Supplied entries:
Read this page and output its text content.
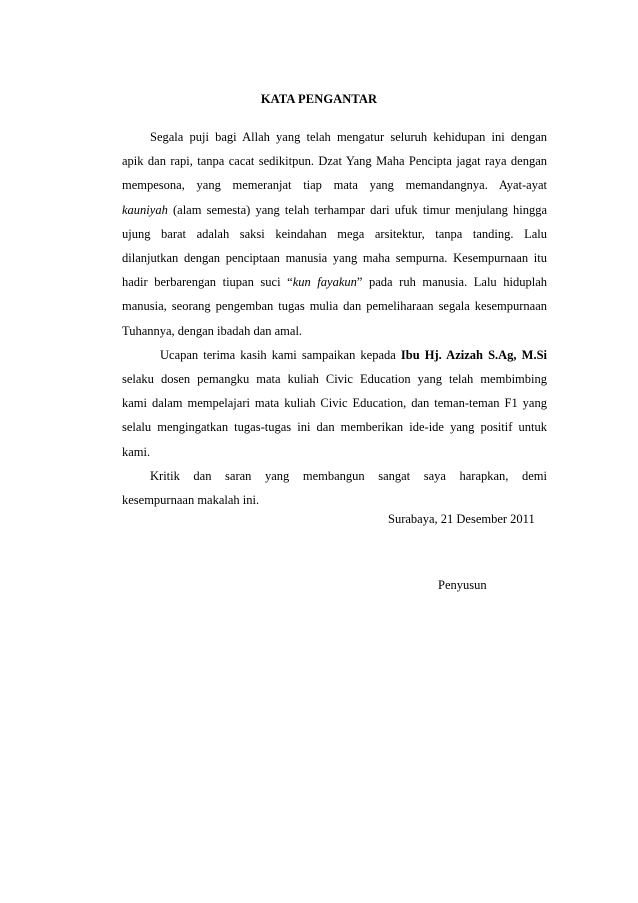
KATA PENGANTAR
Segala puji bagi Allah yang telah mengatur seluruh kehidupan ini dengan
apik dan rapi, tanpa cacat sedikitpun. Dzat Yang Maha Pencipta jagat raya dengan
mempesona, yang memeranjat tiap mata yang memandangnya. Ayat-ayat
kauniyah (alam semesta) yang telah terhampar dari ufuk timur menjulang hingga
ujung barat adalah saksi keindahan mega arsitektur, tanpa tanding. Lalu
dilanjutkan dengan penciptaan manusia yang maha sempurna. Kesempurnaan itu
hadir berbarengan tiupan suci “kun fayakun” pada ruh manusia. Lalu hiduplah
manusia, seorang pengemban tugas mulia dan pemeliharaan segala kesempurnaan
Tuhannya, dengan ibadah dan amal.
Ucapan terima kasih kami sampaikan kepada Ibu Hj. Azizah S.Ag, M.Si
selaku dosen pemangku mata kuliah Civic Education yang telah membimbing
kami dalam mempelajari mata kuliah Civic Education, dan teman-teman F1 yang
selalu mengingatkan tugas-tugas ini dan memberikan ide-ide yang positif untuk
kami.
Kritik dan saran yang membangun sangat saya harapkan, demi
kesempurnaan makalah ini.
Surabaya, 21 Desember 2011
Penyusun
---
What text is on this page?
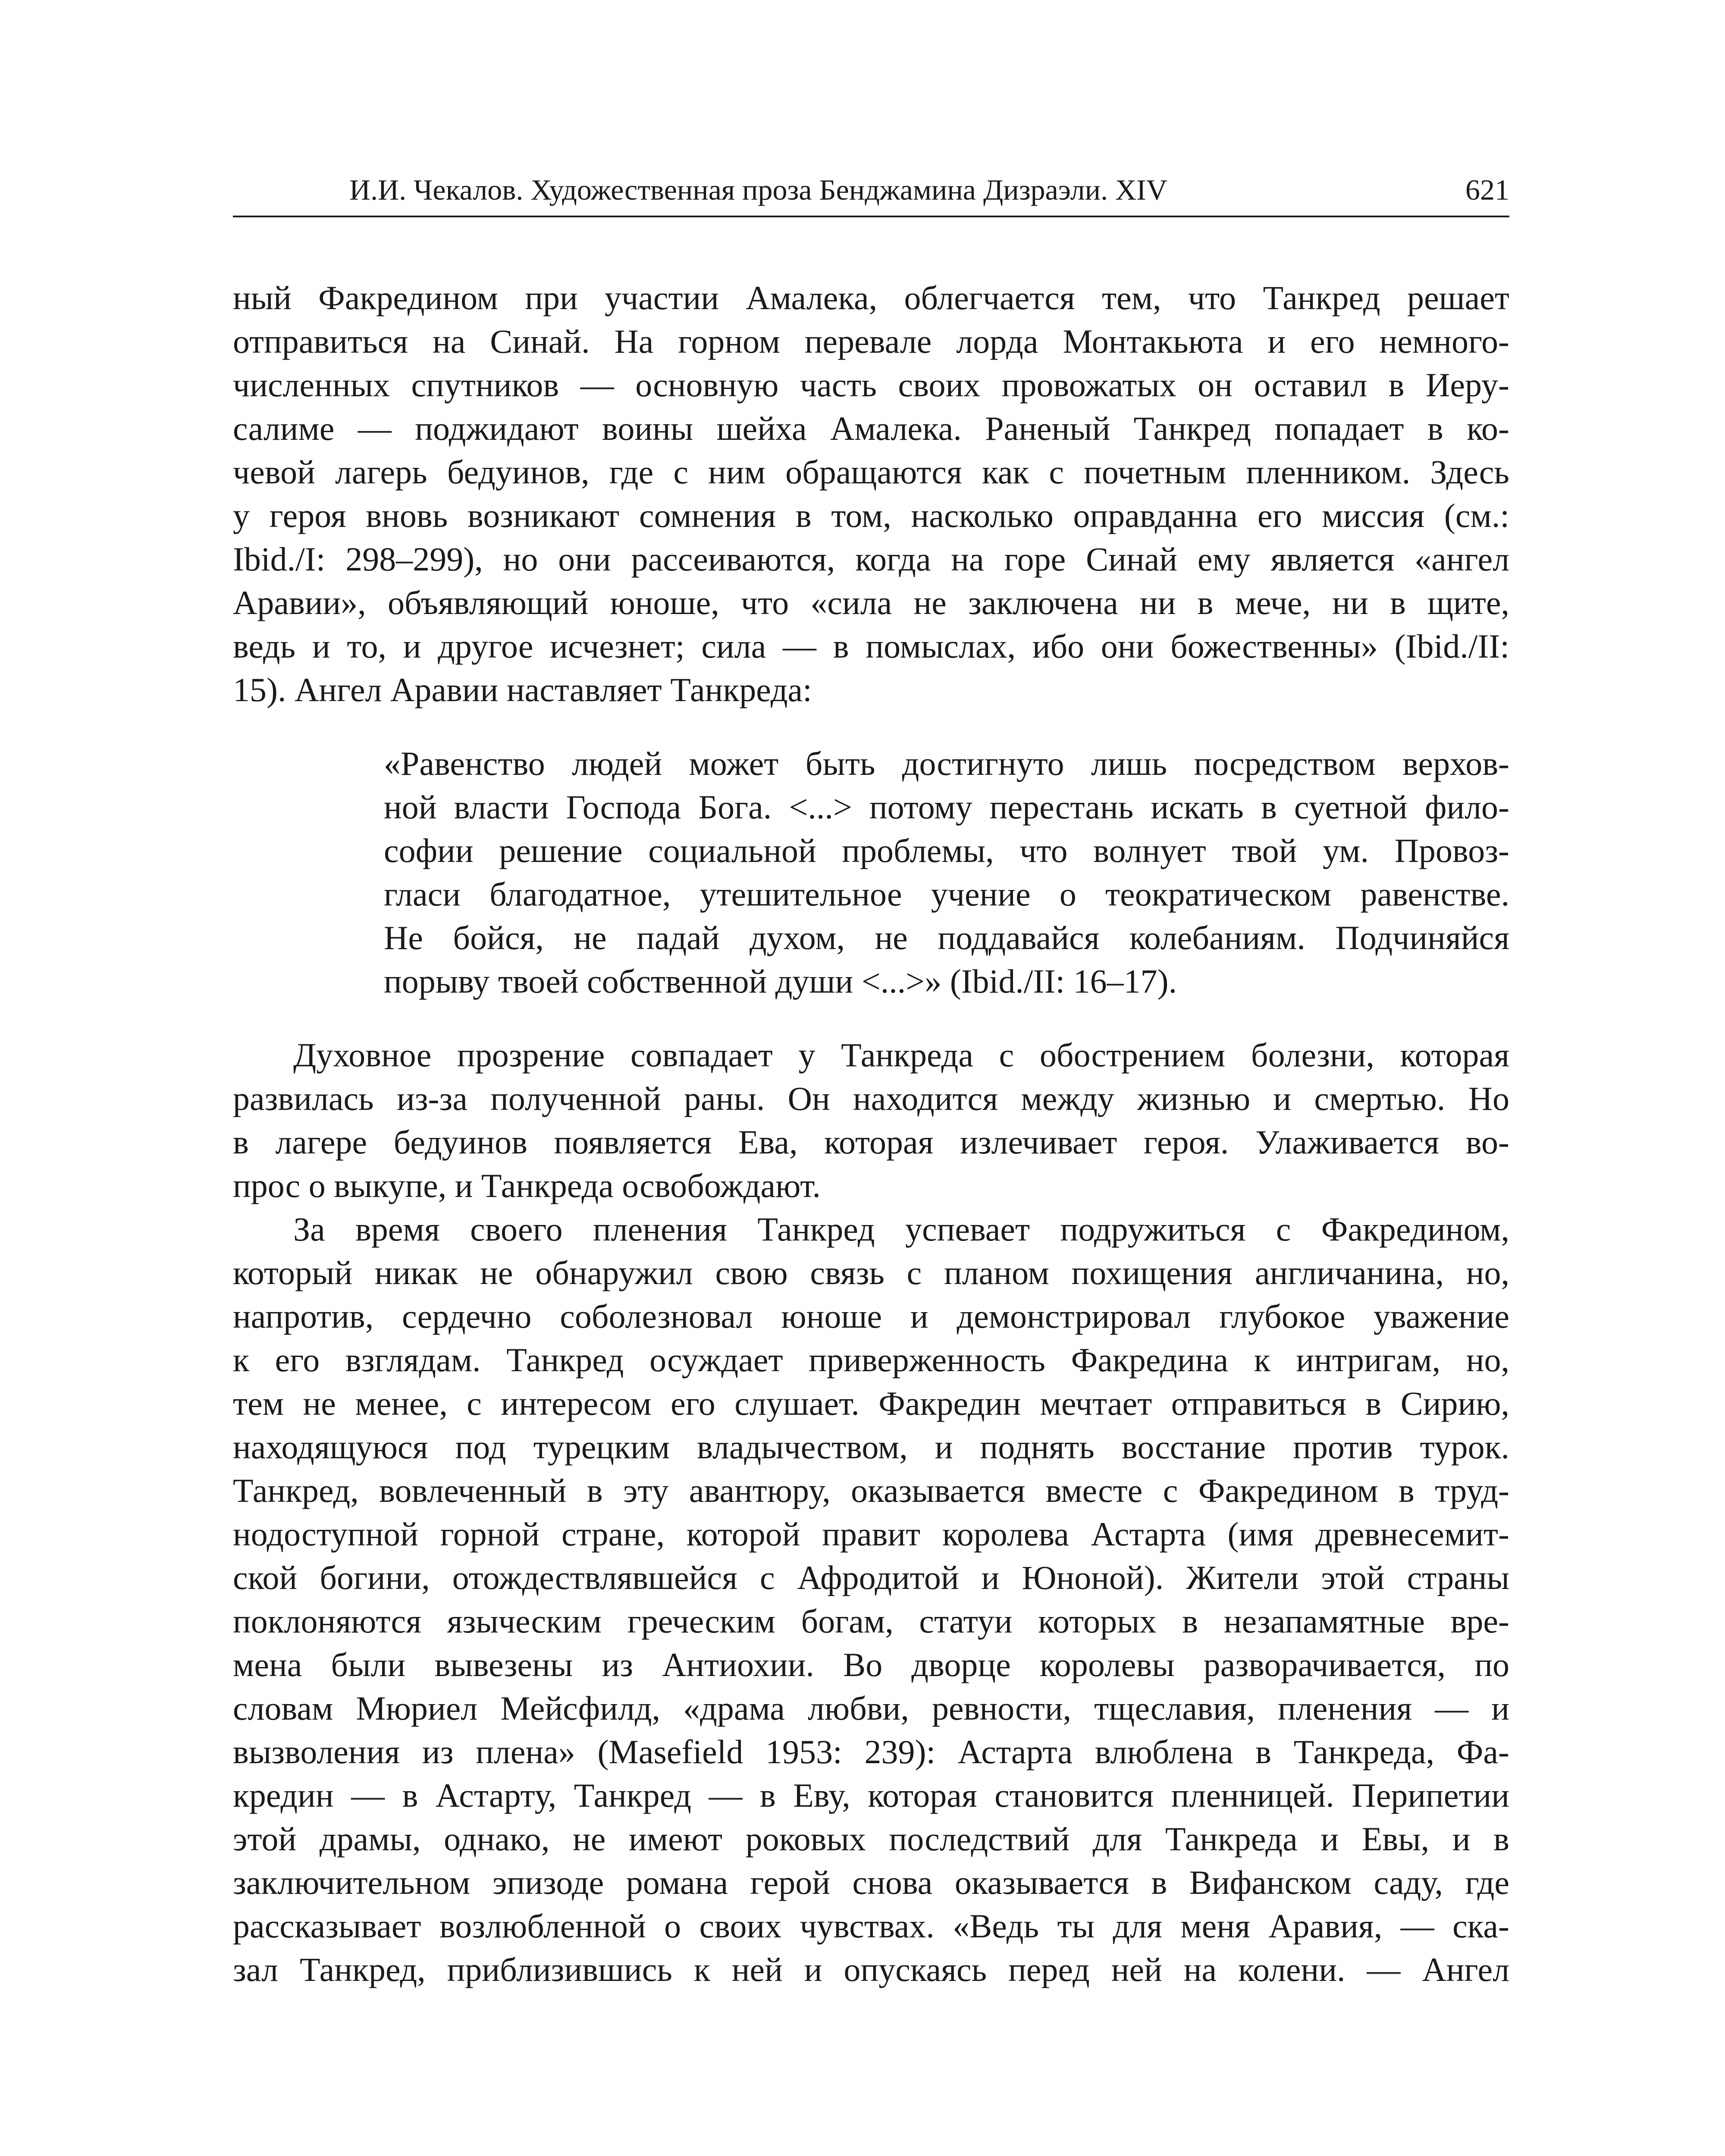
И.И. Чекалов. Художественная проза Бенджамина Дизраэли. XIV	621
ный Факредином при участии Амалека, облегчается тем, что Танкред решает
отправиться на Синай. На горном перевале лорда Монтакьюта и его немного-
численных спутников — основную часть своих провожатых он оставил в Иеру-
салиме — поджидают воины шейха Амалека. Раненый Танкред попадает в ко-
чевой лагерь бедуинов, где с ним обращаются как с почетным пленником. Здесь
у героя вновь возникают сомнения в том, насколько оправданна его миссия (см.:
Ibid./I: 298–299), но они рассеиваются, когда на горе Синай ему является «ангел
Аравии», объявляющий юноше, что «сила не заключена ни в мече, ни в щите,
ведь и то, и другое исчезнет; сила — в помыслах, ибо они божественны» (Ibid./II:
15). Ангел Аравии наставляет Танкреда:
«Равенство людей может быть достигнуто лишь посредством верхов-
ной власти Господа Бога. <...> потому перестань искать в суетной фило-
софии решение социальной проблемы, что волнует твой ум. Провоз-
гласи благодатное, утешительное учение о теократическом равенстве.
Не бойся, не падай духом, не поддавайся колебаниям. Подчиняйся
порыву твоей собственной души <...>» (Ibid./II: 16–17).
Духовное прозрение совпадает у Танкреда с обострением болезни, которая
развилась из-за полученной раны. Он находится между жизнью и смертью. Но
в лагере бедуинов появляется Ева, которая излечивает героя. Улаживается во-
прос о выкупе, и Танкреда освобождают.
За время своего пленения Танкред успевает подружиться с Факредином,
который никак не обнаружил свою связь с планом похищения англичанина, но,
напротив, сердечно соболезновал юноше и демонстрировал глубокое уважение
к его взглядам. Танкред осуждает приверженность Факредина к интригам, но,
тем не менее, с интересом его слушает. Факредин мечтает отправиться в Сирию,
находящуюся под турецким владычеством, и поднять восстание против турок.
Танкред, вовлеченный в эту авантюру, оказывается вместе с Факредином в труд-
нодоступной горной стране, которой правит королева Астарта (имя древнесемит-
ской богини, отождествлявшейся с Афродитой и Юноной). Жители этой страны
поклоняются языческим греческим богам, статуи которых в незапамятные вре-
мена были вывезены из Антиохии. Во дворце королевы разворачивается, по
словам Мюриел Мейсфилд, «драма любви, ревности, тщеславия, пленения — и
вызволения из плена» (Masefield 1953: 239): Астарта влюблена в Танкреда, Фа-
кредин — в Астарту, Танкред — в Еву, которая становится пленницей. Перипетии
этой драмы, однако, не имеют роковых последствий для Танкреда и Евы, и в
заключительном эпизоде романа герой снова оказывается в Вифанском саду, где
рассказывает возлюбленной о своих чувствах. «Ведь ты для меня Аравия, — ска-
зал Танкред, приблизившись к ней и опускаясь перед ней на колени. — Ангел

What to do: Above are the records. Copy every line in them holding "Civic".

Finished exercise:
selaku dosen pemangku mata kuliah Civic Education yang telah membimbing
kami dalam mempelajari mata kuliah Civic Education, dan teman-teman F1 yang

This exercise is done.